* **WHAT THIS TASK INVOLVES**
Pick out every line of the data below that contains the string "passage", counting only matches with the same capitalization.

Portion of a data file
%%

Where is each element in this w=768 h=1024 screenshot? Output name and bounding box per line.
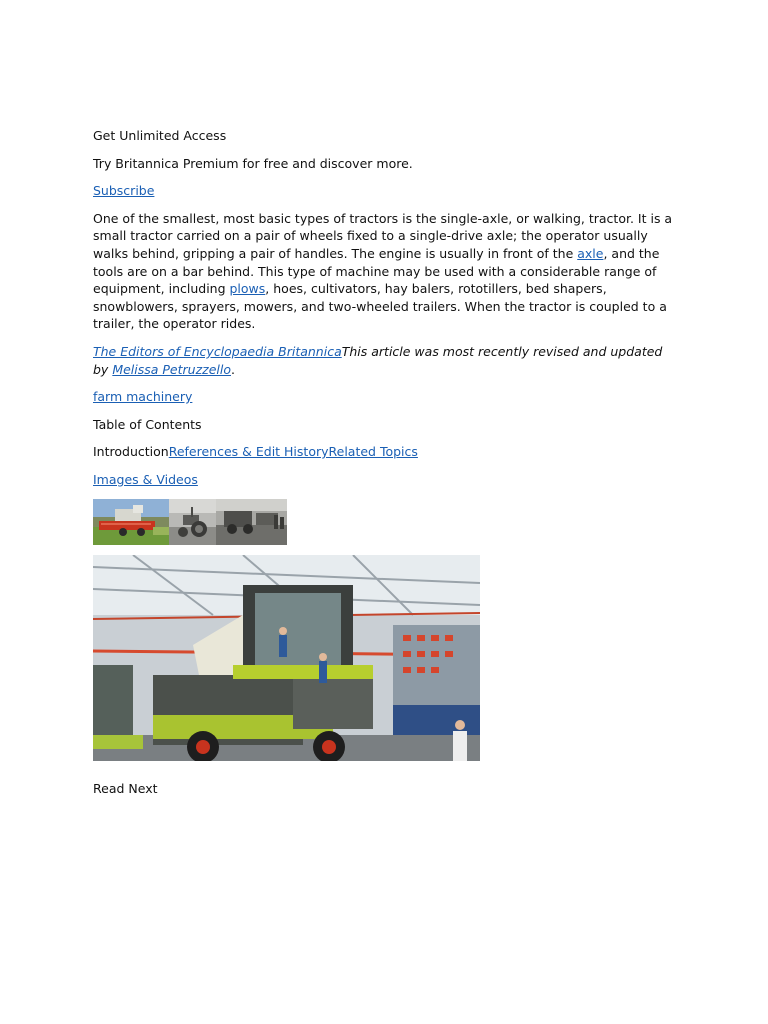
subscribe-link[interactable]: Subscribe: [93, 183, 155, 199]
article-text-3: , hoes, cultivators, hay balers, rototillers, bed shapers, snowblowers, sprayers, mowers, and two-wheeled trailers. When the tractor is coupled to a trailer, the operator rides.: [93, 281, 667, 332]
article-text-1: One of the smallest, most basic types of tractors is the single-axle, or walking, tractor. It is a small tractor carried on a pair of wheels fixed to a single-drive axle; the operator usually walks behind, gripping a pair of handles. The engine is usually in front of the: [93, 210, 673, 261]
article-text-2: , and the tools are on a bar behind. This type of machine may be used with a considerable range of equipment, including: [93, 245, 660, 297]
premium-heading: Get Unlimited Access: [93, 128, 227, 143]
author-link[interactable]: Melissa Petruzzello: [112, 361, 231, 377]
axle-link[interactable]: axle: [577, 245, 604, 261]
farm-machinery-link[interactable]: farm machinery: [93, 389, 193, 405]
revised-text: This article was most recently revised and updated by: [93, 343, 663, 377]
vintage-tractor-thumbnail[interactable]: [169, 499, 216, 545]
combine-harvester-thumbnail[interactable]: [93, 499, 169, 545]
subscribe-paragraph: [93, 182, 678, 200]
toc-references-link[interactable]: References & Edit History: [168, 444, 329, 460]
media-thumbnails: [93, 499, 678, 545]
byline: [93, 343, 678, 378]
editors-link[interactable]: The Editors of Encyclopaedia Britannica: [93, 343, 342, 359]
images-videos-link[interactable]: Images & Videos: [93, 471, 198, 487]
toc-links: [93, 443, 678, 461]
main-article-image[interactable]: [93, 555, 480, 761]
article-paragraph: [93, 210, 678, 333]
harvest-crew-image: [216, 499, 287, 545]
plows-link[interactable]: plows: [229, 281, 266, 297]
article-content: [93, 127, 678, 761]
premium-tagline: Try Britannica Premium for free and discover more.: [93, 155, 413, 171]
topic-paragraph: [93, 388, 678, 406]
read-next-heading: Read Next: [93, 781, 158, 796]
images-videos-paragraph: [93, 471, 678, 489]
toc-introduction[interactable]: Introduction: [93, 444, 169, 460]
vintage-tractor-image: [169, 499, 216, 545]
toc-related-topics-link[interactable]: Related Topics: [328, 444, 418, 460]
combine-harvester-image: [93, 499, 169, 545]
combine-assembly-factory-photo: [93, 555, 480, 761]
harvest-crew-thumbnail[interactable]: [216, 499, 287, 545]
byline-period: .: [231, 361, 235, 377]
toc-heading: Table of Contents: [93, 416, 202, 432]
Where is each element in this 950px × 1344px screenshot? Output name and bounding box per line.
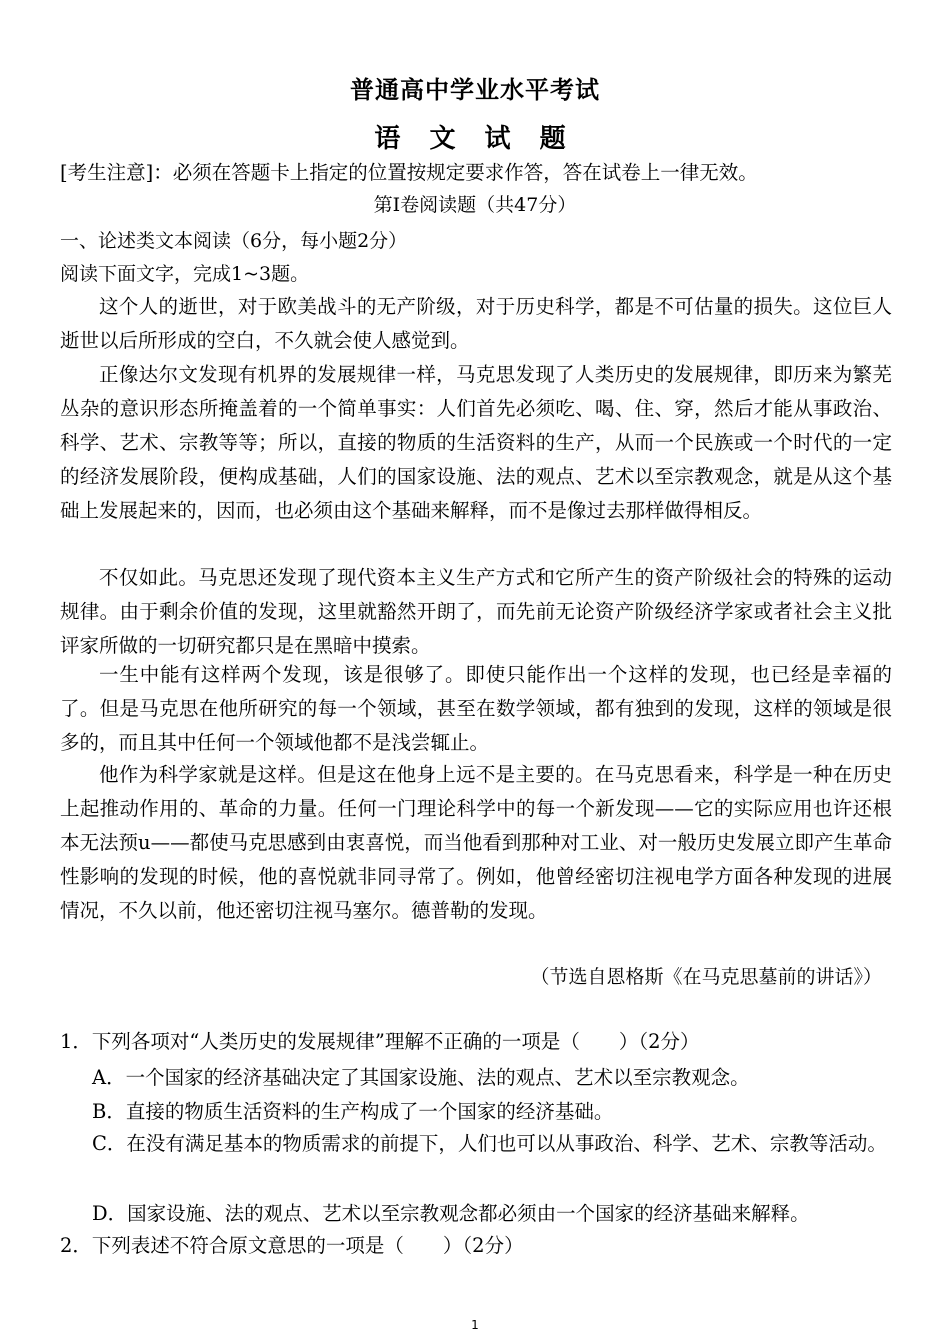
passage-source: （节选自恩格斯《在马克思墓前的讲话》） — [530, 966, 882, 988]
passage-paragraph: 一生中能有这样两个发现，该是很够了。即使只能作出一个这样的发现，也已经是幸福的了。但是马克思在他所研究的每一个领域，甚至在数学领域，都有独到的发现，这样的领域是很多的，而且其中任何一个领域他都不是浅尝辄止。 — [60, 663, 892, 754]
passage-paragraph: 正像达尔文发现有机界的发展规律一样，马克思发现了人类历史的发展规律，即历来为繁芜丛杂的意识形态所掩盖着的一个简单事实：人们首先必须吃、喝、住、穿，然后才能从事政治、科学、艺术、宗教等等；所以，直接的物质的生活资料的生产，从而一个民族或一个时代的一定的经济发展阶段，便构成基础，人们的国家设施、法的观点、艺术以至宗教观念，就是从这个基础上发展起来的，因而，也必须由这个基础来解释，而不是像过去那样做得相反。 — [60, 363, 892, 522]
question-1-option-d: D．国家设施、法的观点、艺术以至宗教观念都必须由一个国家的经济基础来解释。 — [92, 1202, 810, 1225]
exam-title: 普通高中学业水平考试 — [350, 76, 600, 104]
subject-title: 语 文 试 题 — [374, 124, 576, 154]
question-2-stem: 2．下列表述不符合原文意思的一项是（ ）（2分） — [60, 1234, 524, 1257]
passage-paragraph: 他作为科学家就是这样。但是这在他身上远不是主要的。在马克思看来，科学是一种在历史上起推动作用的、革命的力量。任何一门理论科学中的每一个新发现——它的实际应用也许还根本无法预u——都使马克思感到由衷喜悦，而当他看到那种对工业、对一般历史发展立即产生革命性影响的发现的时候，他的喜悦就非同寻常了。例如，他曾经密切注视电学方面各种发现的进展情况，不久以前，他还密切注视马塞尔。德普勒的发现。 — [60, 763, 892, 922]
part-title: 第Ⅰ卷阅读题（共47分） — [373, 194, 577, 216]
passage-paragraph: 不仅如此。马克思还发现了现代资本主义生产方式和它所产生的资产阶级社会的特殊的运动规律。由于剩余价值的发现，这里就豁然开朗了，而先前无论资产阶级经济学家或者社会主义批评家所做的一切研究都只是在黑暗中摸索。 — [60, 566, 892, 657]
question-1-option-a: A．一个国家的经济基础决定了其国家设施、法的观点、艺术以至宗教观念。 — [92, 1066, 750, 1089]
question-1-stem: 1．下列各项对“人类历史的发展规律”理解不正确的一项是（ ）（2分） — [60, 1030, 700, 1053]
section-heading: 一、论述类文本阅读（6分，每小题2分） — [60, 230, 408, 252]
page-number: 1 — [471, 1318, 479, 1332]
passage-paragraph: 这个人的逝世，对于欧美战斗的无产阶级，对于历史科学，都是不可估量的损失。这位巨人逝世以后所形成的空白，不久就会使人感觉到。 — [60, 295, 892, 352]
exam-notice: [考生注意]：必须在答题卡上指定的位置按规定要求作答，答在试卷上一律无效。 — [60, 161, 758, 184]
question-1-option-c: C．在没有满足基本的物质需求的前提下，人们也可以从事政治、科学、艺术、宗教等活动。 — [92, 1132, 887, 1155]
reading-instruction: 阅读下面文字，完成1~3题。 — [60, 263, 310, 285]
question-1-option-b: B．直接的物质生活资料的生产构成了一个国家的经济基础。 — [92, 1100, 614, 1123]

%%

* **SOLUTION FOR THIS PROBLEM**
passage-source: （节选自恩格斯《在马克思墓前的讲话》） — [530, 966, 882, 988]
passage-paragraph: 一生中能有这样两个发现，该是很够了。即使只能作出一个这样的发现，也已经是幸福的了。但是马克思在他所研究的每一个领域，甚至在数学领域，都有独到的发现，这样的领域是很多的，而且其中任何一个领域他都不是浅尝辄止。 — [60, 663, 892, 754]
passage-paragraph: 正像达尔文发现有机界的发展规律一样，马克思发现了人类历史的发展规律，即历来为繁芜丛杂的意识形态所掩盖着的一个简单事实：人们首先必须吃、喝、住、穿，然后才能从事政治、科学、艺术、宗教等等；所以，直接的物质的生活资料的生产，从而一个民族或一个时代的一定的经济发展阶段，便构成基础，人们的国家设施、法的观点、艺术以至宗教观念，就是从这个基础上发展起来的，因而，也必须由这个基础来解释，而不是像过去那样做得相反。 — [60, 363, 892, 522]
passage-paragraph: 他作为科学家就是这样。但是这在他身上远不是主要的。在马克思看来，科学是一种在历史上起推动作用的、革命的力量。任何一门理论科学中的每一个新发现——它的实际应用也许还根本无法预u——都使马克思感到由衷喜悦，而当他看到那种对工业、对一般历史发展立即产生革命性影响的发现的时候，他的喜悦就非同寻常了。例如，他曾经密切注视电学方面各种发现的进展情况，不久以前，他还密切注视马塞尔。德普勒的发现。 — [60, 763, 892, 922]
passage-paragraph: 不仅如此。马克思还发现了现代资本主义生产方式和它所产生的资产阶级社会的特殊的运动规律。由于剩余价值的发现，这里就豁然开朗了，而先前无论资产阶级经济学家或者社会主义批评家所做的一切研究都只是在黑暗中摸索。 — [60, 566, 892, 657]
passage-paragraph: 这个人的逝世，对于欧美战斗的无产阶级，对于历史科学，都是不可估量的损失。这位巨人逝世以后所形成的空白，不久就会使人感觉到。 — [60, 295, 892, 352]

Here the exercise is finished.